## Work to do:
Among the following entries, count the lines that contain "projects" and report only the result.

[Rows from a dataset]

»»

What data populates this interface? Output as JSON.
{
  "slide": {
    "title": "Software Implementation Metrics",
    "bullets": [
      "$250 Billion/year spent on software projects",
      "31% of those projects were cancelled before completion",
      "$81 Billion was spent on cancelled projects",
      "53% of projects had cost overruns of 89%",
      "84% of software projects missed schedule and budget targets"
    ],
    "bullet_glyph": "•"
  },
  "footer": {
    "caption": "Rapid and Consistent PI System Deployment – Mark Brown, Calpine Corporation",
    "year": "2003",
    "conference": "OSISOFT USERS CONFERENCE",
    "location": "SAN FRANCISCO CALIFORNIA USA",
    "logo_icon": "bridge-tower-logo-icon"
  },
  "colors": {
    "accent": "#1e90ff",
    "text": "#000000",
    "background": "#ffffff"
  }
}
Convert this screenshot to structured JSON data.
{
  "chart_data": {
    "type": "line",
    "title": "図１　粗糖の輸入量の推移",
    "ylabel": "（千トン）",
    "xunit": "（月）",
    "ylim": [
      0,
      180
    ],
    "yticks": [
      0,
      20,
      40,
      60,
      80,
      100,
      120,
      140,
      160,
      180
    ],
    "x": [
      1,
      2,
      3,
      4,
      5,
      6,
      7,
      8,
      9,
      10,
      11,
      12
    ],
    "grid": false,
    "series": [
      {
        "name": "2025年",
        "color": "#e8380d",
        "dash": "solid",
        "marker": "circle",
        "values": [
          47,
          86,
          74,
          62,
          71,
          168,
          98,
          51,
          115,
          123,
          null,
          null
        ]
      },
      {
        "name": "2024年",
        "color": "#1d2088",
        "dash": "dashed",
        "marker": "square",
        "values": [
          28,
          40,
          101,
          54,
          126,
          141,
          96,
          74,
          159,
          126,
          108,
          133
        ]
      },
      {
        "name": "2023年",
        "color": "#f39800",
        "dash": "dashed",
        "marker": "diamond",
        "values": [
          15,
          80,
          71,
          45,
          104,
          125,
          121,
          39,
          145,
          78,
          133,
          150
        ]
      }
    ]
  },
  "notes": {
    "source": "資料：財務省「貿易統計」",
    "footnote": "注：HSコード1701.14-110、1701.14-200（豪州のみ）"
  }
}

««

## Result of the exercise:
5